Omit all pictures and give the records below again exactly as written.

Records from a dataset
┏━━

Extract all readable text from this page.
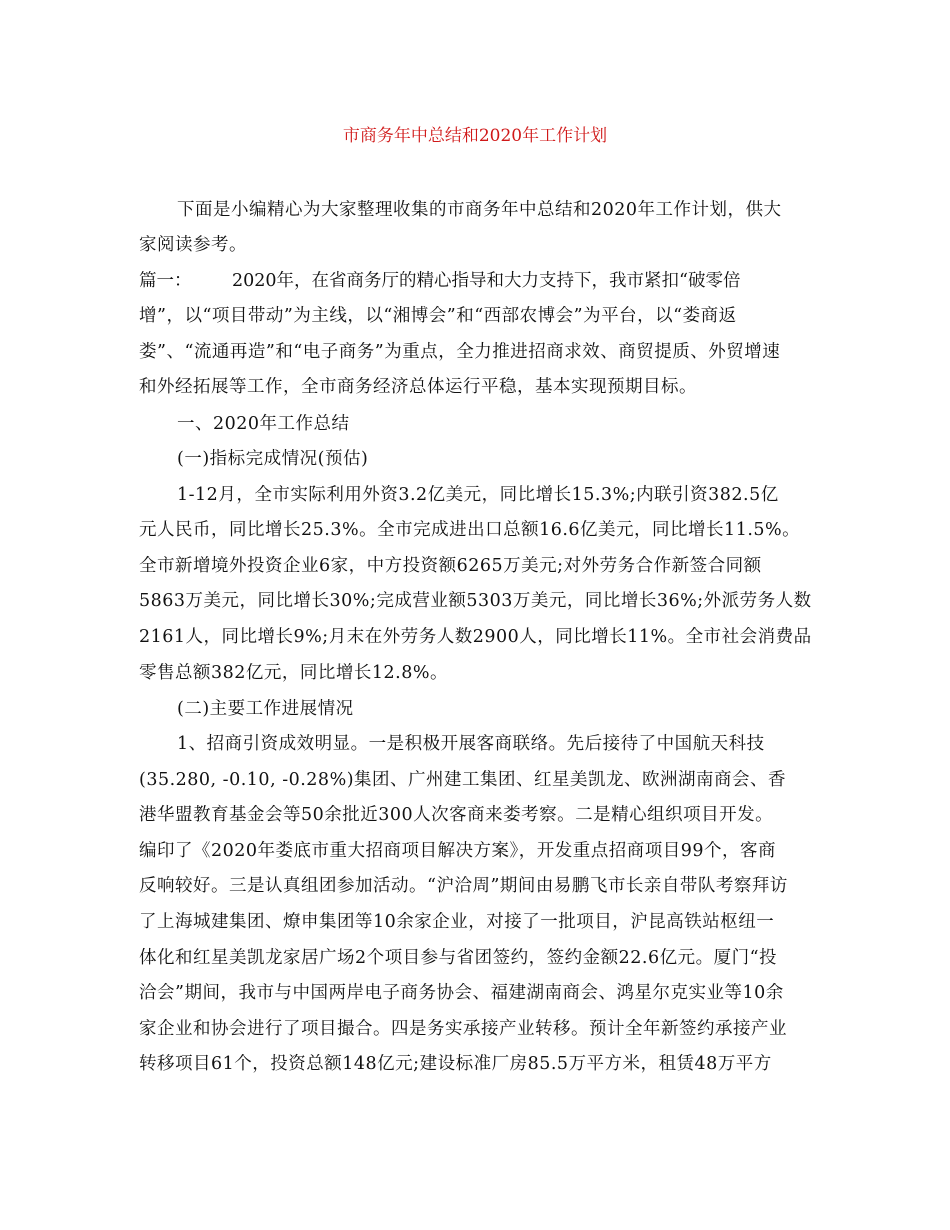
市商务年中总结和2020年工作计划
下面是小编精心为大家整理收集的市商务年中总结和2020年工作计划，供大
家阅读参考。
篇一： 2020年，在省商务厅的精心指导和大力支持下，我市紧扣“破零倍
增”，以“项目带动”为主线，以“湘博会”和“西部农博会”为平台，以“娄商返
娄”、“流通再造”和“电子商务”为重点，全力推进招商求效、商贸提质、外贸增速
和外经拓展等工作，全市商务经济总体运行平稳，基本实现预期目标。
一、2020年工作总结
(一)指标完成情况(预估)
1-12月，全市实际利用外资3.2亿美元，同比增长15.3%;内联引资382.5亿
元人民币，同比增长25.3%。全市完成进出口总额16.6亿美元，同比增长11.5%。
全市新增境外投资企业6家，中方投资额6265万美元;对外劳务合作新签合同额
5863万美元，同比增长30%;完成营业额5303万美元，同比增长36%;外派劳务人数
2161人，同比增长9%;月末在外劳务人数2900人，同比增长11%。全市社会消费品
零售总额382亿元，同比增长12.8%。
(二)主要工作进展情况
1、招商引资成效明显。一是积极开展客商联络。先后接待了中国航天科技
(35.280, -0.10, -0.28%)集团、广州建工集团、红星美凯龙、欧洲湖南商会、香
港华盟教育基金会等50余批近300人次客商来娄考察。二是精心组织项目开发。
编印了《2020年娄底市重大招商项目解决方案》，开发重点招商项目99个，客商
反响较好。三是认真组团参加活动。“沪洽周”期间由易鹏飞市长亲自带队考察拜访
了上海城建集团、燎申集团等10余家企业，对接了一批项目，沪昆高铁站枢纽一
体化和红星美凯龙家居广场2个项目参与省团签约，签约金额22.6亿元。厦门“投
洽会”期间，我市与中国两岸电子商务协会、福建湖南商会、鸿星尔克实业等10余
家企业和协会进行了项目撮合。四是务实承接产业转移。预计全年新签约承接产业
转移项目61个，投资总额148亿元;建设标准厂房85.5万平方米，租赁48万平方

┗━━

→ **ANSWER FOR THIS EXERCISE**
Extract all readable text from this page.
市商务年中总结和2020年工作计划
下面是小编精心为大家整理收集的市商务年中总结和2020年工作计划，供大
家阅读参考。
篇一： 2020年，在省商务厅的精心指导和大力支持下，我市紧扣“破零倍
增”，以“项目带动”为主线，以“湘博会”和“西部农博会”为平台，以“娄商返
娄”、“流通再造”和“电子商务”为重点，全力推进招商求效、商贸提质、外贸增速
和外经拓展等工作，全市商务经济总体运行平稳，基本实现预期目标。
一、2020年工作总结
(一)指标完成情况(预估)
1-12月，全市实际利用外资3.2亿美元，同比增长15.3%;内联引资382.5亿
元人民币，同比增长25.3%。全市完成进出口总额16.6亿美元，同比增长11.5%。
全市新增境外投资企业6家，中方投资额6265万美元;对外劳务合作新签合同额
5863万美元，同比增长30%;完成营业额5303万美元，同比增长36%;外派劳务人数
2161人，同比增长9%;月末在外劳务人数2900人，同比增长11%。全市社会消费品
零售总额382亿元，同比增长12.8%。
(二)主要工作进展情况
1、招商引资成效明显。一是积极开展客商联络。先后接待了中国航天科技
(35.280, -0.10, -0.28%)集团、广州建工集团、红星美凯龙、欧洲湖南商会、香
港华盟教育基金会等50余批近300人次客商来娄考察。二是精心组织项目开发。
编印了《2020年娄底市重大招商项目解决方案》，开发重点招商项目99个，客商
反响较好。三是认真组团参加活动。“沪洽周”期间由易鹏飞市长亲自带队考察拜访
了上海城建集团、燎申集团等10余家企业，对接了一批项目，沪昆高铁站枢纽一
体化和红星美凯龙家居广场2个项目参与省团签约，签约金额22.6亿元。厦门“投
洽会”期间，我市与中国两岸电子商务协会、福建湖南商会、鸿星尔克实业等10余
家企业和协会进行了项目撮合。四是务实承接产业转移。预计全年新签约承接产业
转移项目61个，投资总额148亿元;建设标准厂房85.5万平方米，租赁48万平方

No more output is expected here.